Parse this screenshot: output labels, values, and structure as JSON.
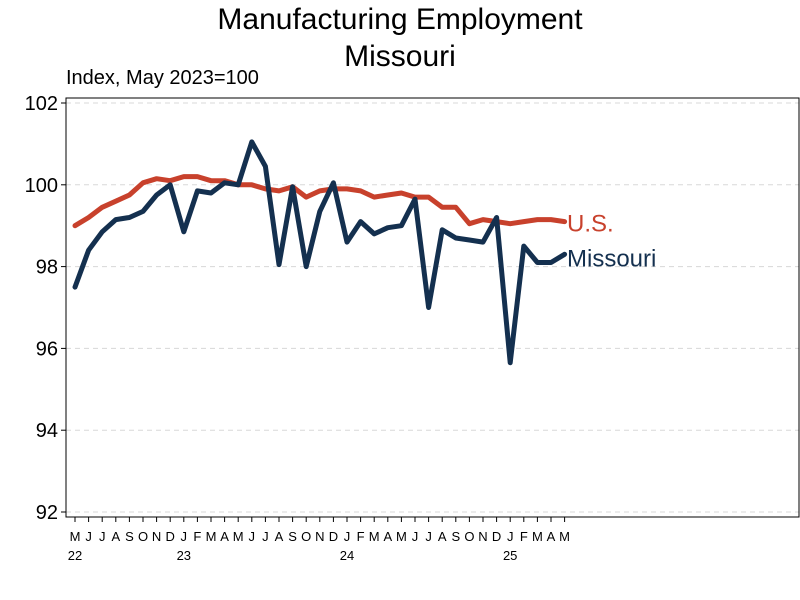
{
  "chart_data": {
    "type": "line",
    "title": "Manufacturing Employment",
    "subtitle": "Missouri",
    "ylabel": "Index, May 2023=100",
    "ylim": [
      92,
      102
    ],
    "yticks": [
      92,
      94,
      96,
      98,
      100,
      102
    ],
    "grid": true,
    "x": [
      "2022-05",
      "2022-06",
      "2022-07",
      "2022-08",
      "2022-09",
      "2022-10",
      "2022-11",
      "2022-12",
      "2023-01",
      "2023-02",
      "2023-03",
      "2023-04",
      "2023-05",
      "2023-06",
      "2023-07",
      "2023-08",
      "2023-09",
      "2023-10",
      "2023-11",
      "2023-12",
      "2024-01",
      "2024-02",
      "2024-03",
      "2024-04",
      "2024-05",
      "2024-06",
      "2024-07",
      "2024-08",
      "2024-09",
      "2024-10",
      "2024-11",
      "2024-12",
      "2025-01",
      "2025-02",
      "2025-03",
      "2025-04",
      "2025-05"
    ],
    "month_labels": [
      "M",
      "J",
      "J",
      "A",
      "S",
      "O",
      "N",
      "D",
      "J",
      "F",
      "M",
      "A",
      "M",
      "J",
      "J",
      "A",
      "S",
      "O",
      "N",
      "D",
      "J",
      "F",
      "M",
      "A",
      "M",
      "J",
      "J",
      "A",
      "S",
      "O",
      "N",
      "D",
      "J",
      "F",
      "M",
      "A",
      "M"
    ],
    "year_labels": [
      {
        "index": 0,
        "label": "22"
      },
      {
        "index": 8,
        "label": "23"
      },
      {
        "index": 20,
        "label": "24"
      },
      {
        "index": 32,
        "label": "25"
      }
    ],
    "series": [
      {
        "name": "U.S.",
        "color": "#c8412c",
        "values": [
          99.0,
          99.2,
          99.45,
          99.6,
          99.75,
          100.05,
          100.15,
          100.1,
          100.2,
          100.2,
          100.1,
          100.1,
          100.0,
          100.0,
          99.9,
          99.85,
          99.95,
          99.7,
          99.85,
          99.9,
          99.9,
          99.85,
          99.7,
          99.75,
          99.8,
          99.7,
          99.7,
          99.45,
          99.45,
          99.05,
          99.15,
          99.1,
          99.05,
          99.1,
          99.15,
          99.15,
          99.1
        ]
      },
      {
        "name": "Missouri",
        "color": "#14304f",
        "values": [
          97.5,
          98.4,
          98.85,
          99.15,
          99.2,
          99.35,
          99.75,
          100.0,
          98.85,
          99.85,
          99.8,
          100.05,
          100.0,
          101.05,
          100.45,
          98.05,
          99.95,
          98.0,
          99.35,
          100.05,
          98.6,
          99.1,
          98.8,
          98.95,
          99.0,
          99.65,
          97.0,
          98.9,
          98.7,
          98.65,
          98.6,
          99.2,
          95.65,
          98.5,
          98.1,
          98.1,
          98.3
        ]
      }
    ]
  }
}
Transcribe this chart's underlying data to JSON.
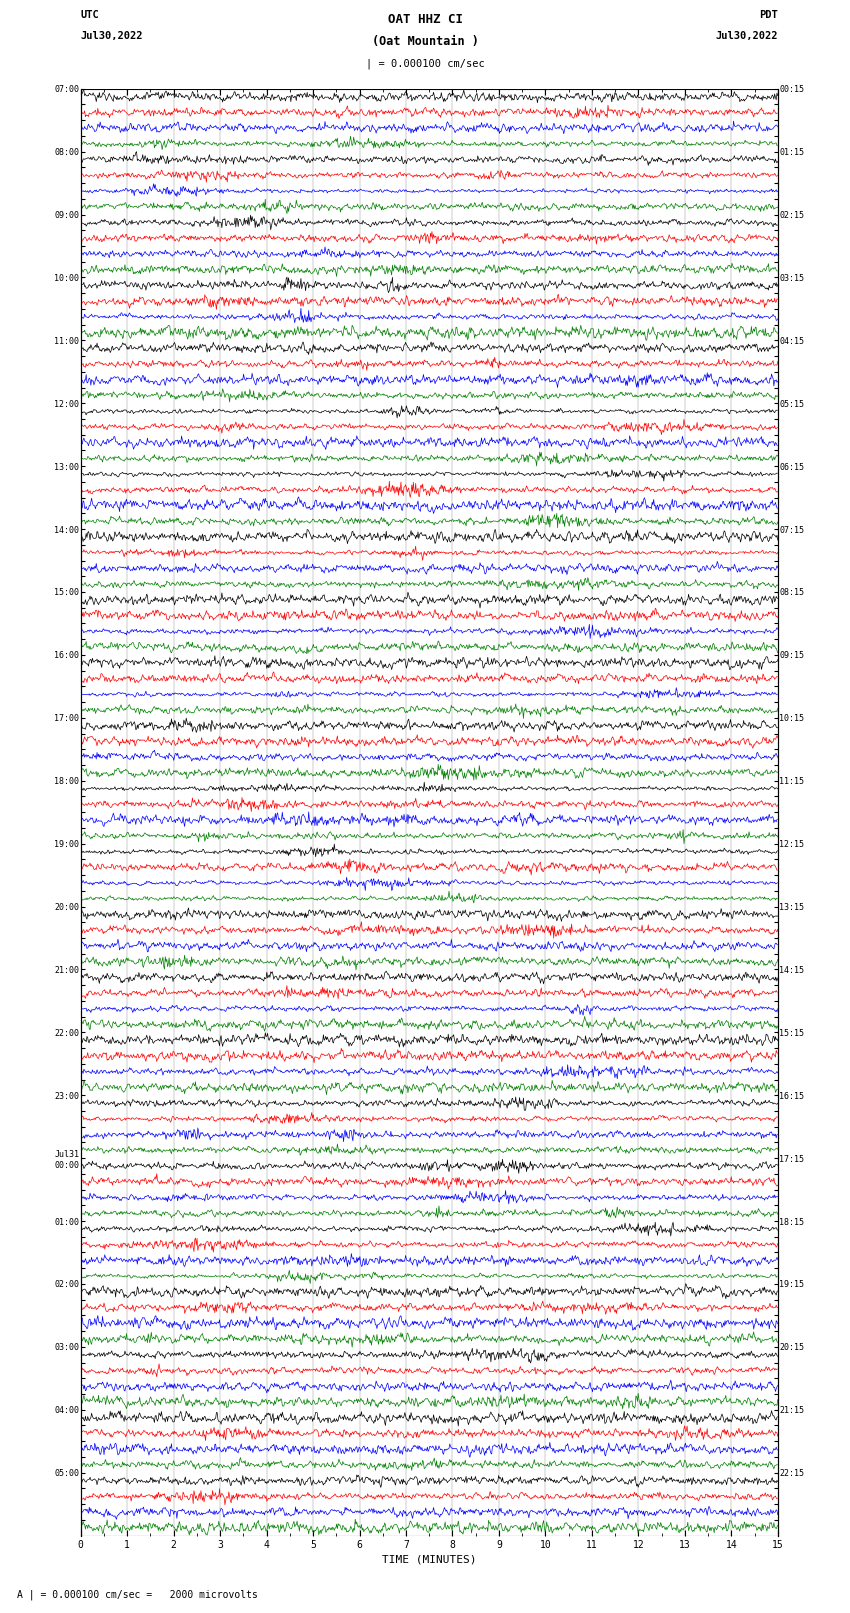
{
  "title_line1": "OAT HHZ CI",
  "title_line2": "(Oat Mountain )",
  "scale_label": "| = 0.000100 cm/sec",
  "bottom_label": "A | = 0.000100 cm/sec =   2000 microvolts",
  "xlabel": "TIME (MINUTES)",
  "left_header": "UTC",
  "left_date": "Jul30,2022",
  "right_header": "PDT",
  "right_date": "Jul30,2022",
  "bg_color": "#ffffff",
  "trace_colors": [
    "#000000",
    "#ff0000",
    "#0000ff",
    "#008000"
  ],
  "left_times_utc": [
    "07:00",
    "",
    "",
    "",
    "08:00",
    "",
    "",
    "",
    "09:00",
    "",
    "",
    "",
    "10:00",
    "",
    "",
    "",
    "11:00",
    "",
    "",
    "",
    "12:00",
    "",
    "",
    "",
    "13:00",
    "",
    "",
    "",
    "14:00",
    "",
    "",
    "",
    "15:00",
    "",
    "",
    "",
    "16:00",
    "",
    "",
    "",
    "17:00",
    "",
    "",
    "",
    "18:00",
    "",
    "",
    "",
    "19:00",
    "",
    "",
    "",
    "20:00",
    "",
    "",
    "",
    "21:00",
    "",
    "",
    "",
    "22:00",
    "",
    "",
    "",
    "23:00",
    "",
    "",
    "",
    "Jul31\n00:00",
    "",
    "",
    "",
    "01:00",
    "",
    "",
    "",
    "02:00",
    "",
    "",
    "",
    "03:00",
    "",
    "",
    "",
    "04:00",
    "",
    "",
    "",
    "05:00",
    "",
    "",
    ""
  ],
  "right_times_pdt": [
    "00:15",
    "",
    "",
    "",
    "01:15",
    "",
    "",
    "",
    "02:15",
    "",
    "",
    "",
    "03:15",
    "",
    "",
    "",
    "04:15",
    "",
    "",
    "",
    "05:15",
    "",
    "",
    "",
    "06:15",
    "",
    "",
    "",
    "07:15",
    "",
    "",
    "",
    "08:15",
    "",
    "",
    "",
    "09:15",
    "",
    "",
    "",
    "10:15",
    "",
    "",
    "",
    "11:15",
    "",
    "",
    "",
    "12:15",
    "",
    "",
    "",
    "13:15",
    "",
    "",
    "",
    "14:15",
    "",
    "",
    "",
    "15:15",
    "",
    "",
    "",
    "16:15",
    "",
    "",
    "",
    "17:15",
    "",
    "",
    "",
    "18:15",
    "",
    "",
    "",
    "19:15",
    "",
    "",
    "",
    "20:15",
    "",
    "",
    "",
    "21:15",
    "",
    "",
    "",
    "22:15",
    "",
    "",
    ""
  ],
  "n_hour_groups": 23,
  "traces_per_group": 4,
  "time_minutes": 15,
  "samples_per_trace": 900,
  "fig_width": 8.5,
  "fig_height": 16.13,
  "dpi": 100
}
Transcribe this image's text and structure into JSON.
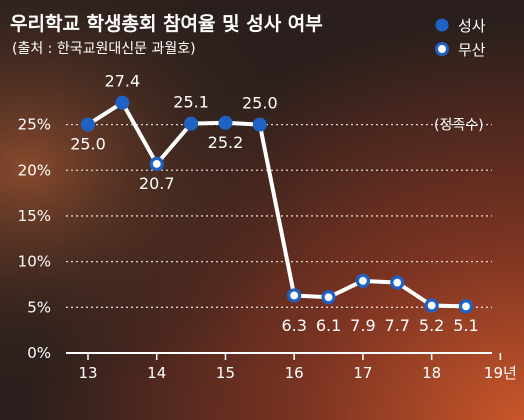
{
  "chart_data": {
    "type": "line",
    "title": "우리학교 학생총회 참여율 및 성사 여부",
    "subtitle": "(출처 : 한국교원대신문 과월호)",
    "legend": [
      {
        "label": "성사",
        "marker": "filled"
      },
      {
        "label": "무산",
        "marker": "hollow"
      }
    ],
    "legend_position": "top-right",
    "ylim": [
      0,
      27.5
    ],
    "yticks": [
      0,
      5,
      10,
      15,
      20,
      25
    ],
    "ytick_labels": [
      "0%",
      "5%",
      "10%",
      "15%",
      "20%",
      "25%"
    ],
    "grid": "horizontal-dotted",
    "x_ticks": [
      {
        "label": "13",
        "x": 13.0
      },
      {
        "label": "14",
        "x": 14.0
      },
      {
        "label": "15",
        "x": 15.0
      },
      {
        "label": "16",
        "x": 16.0
      },
      {
        "label": "17",
        "x": 17.0
      },
      {
        "label": "18",
        "x": 18.0
      },
      {
        "label": "19년",
        "x": 19.0
      }
    ],
    "xlim": [
      12.5,
      19.55
    ],
    "quorum_label": "(정족수)",
    "quorum_value": 25,
    "points": [
      {
        "x": 13.0,
        "y": 25.0,
        "label": "25.0",
        "status": "성사"
      },
      {
        "x": 13.5,
        "y": 27.4,
        "label": "27.4",
        "status": "성사"
      },
      {
        "x": 14.0,
        "y": 20.7,
        "label": "20.7",
        "status": "무산"
      },
      {
        "x": 14.5,
        "y": 25.1,
        "label": "25.1",
        "status": "성사"
      },
      {
        "x": 15.0,
        "y": 25.2,
        "label": "25.2",
        "status": "성사"
      },
      {
        "x": 15.5,
        "y": 25.0,
        "label": "25.0",
        "status": "성사"
      },
      {
        "x": 16.0,
        "y": 6.3,
        "label": "6.3",
        "status": "무산"
      },
      {
        "x": 16.5,
        "y": 6.1,
        "label": "6.1",
        "status": "무산"
      },
      {
        "x": 17.0,
        "y": 7.9,
        "label": "7.9",
        "status": "무산"
      },
      {
        "x": 17.5,
        "y": 7.7,
        "label": "7.7",
        "status": "무산"
      },
      {
        "x": 18.0,
        "y": 5.2,
        "label": "5.2",
        "status": "무산"
      },
      {
        "x": 18.5,
        "y": 5.1,
        "label": "5.1",
        "status": "무산"
      }
    ],
    "colors": {
      "line": "#ffffff",
      "filled_marker": "#1f62c5",
      "hollow_marker": "#ffffff",
      "hollow_stroke": "#1f62c5",
      "text": "#ffffff",
      "grid": "#ffffff"
    }
  }
}
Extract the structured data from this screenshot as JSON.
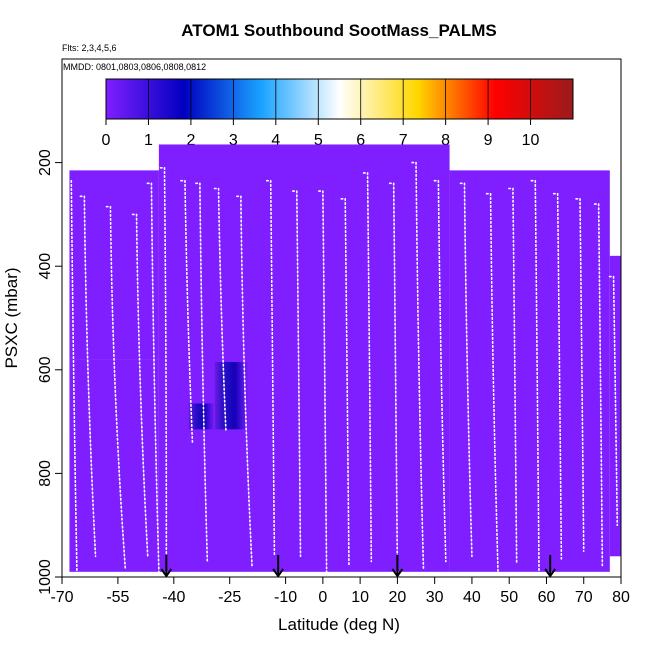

---+---

What is required: Filter the records down to the lines that contain the string "ffffff", and copy those lines.

Exercise output:
  "bg_color": "#ffffff",
      "line": "#ffffff",
      "hollow_marker": "#ffffff",
      "text": "#ffffff",
      "grid": "#ffffff"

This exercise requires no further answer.